[BEGIN Dataset records]
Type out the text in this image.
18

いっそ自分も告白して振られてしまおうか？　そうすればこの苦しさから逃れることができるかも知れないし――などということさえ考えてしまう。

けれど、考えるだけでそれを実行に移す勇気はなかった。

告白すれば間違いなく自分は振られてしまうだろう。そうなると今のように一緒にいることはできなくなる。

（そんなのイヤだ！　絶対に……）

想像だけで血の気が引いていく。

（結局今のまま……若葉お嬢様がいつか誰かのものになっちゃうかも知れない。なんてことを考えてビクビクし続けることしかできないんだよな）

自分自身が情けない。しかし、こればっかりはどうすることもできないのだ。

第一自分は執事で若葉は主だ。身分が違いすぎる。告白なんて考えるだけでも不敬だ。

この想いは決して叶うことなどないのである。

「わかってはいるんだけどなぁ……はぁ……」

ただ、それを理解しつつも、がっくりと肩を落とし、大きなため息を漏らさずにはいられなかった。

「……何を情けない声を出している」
[END Dataset records]
Task brief —
Retype all of the entries precisely as they are.

The answer —
Type out the text in this image.
18

いっそ自分も告白して振られてしまおうか？　そうすればこの苦しさから逃れることができるかも知れないし――などということさえ考えてしまう。

けれど、考えるだけでそれを実行に移す勇気はなかった。

告白すれば間違いなく自分は振られてしまうだろう。そうなると今のように一緒にいることはできなくなる。

（そんなのイヤだ！　絶対に……）

想像だけで血の気が引いていく。

（結局今のまま……若葉お嬢様がいつか誰かのものになっちゃうかも知れない。なんてことを考えてビクビクし続けることしかできないんだよな）

自分自身が情けない。しかし、こればっかりはどうすることもできないのだ。

第一自分は執事で若葉は主だ。身分が違いすぎる。告白なんて考えるだけでも不敬だ。

この想いは決して叶うことなどないのである。

「わかってはいるんだけどなぁ……はぁ……」

ただ、それを理解しつつも、がっくりと肩を落とし、大きなため息を漏らさずにはいられなかった。

「……何を情けない声を出している」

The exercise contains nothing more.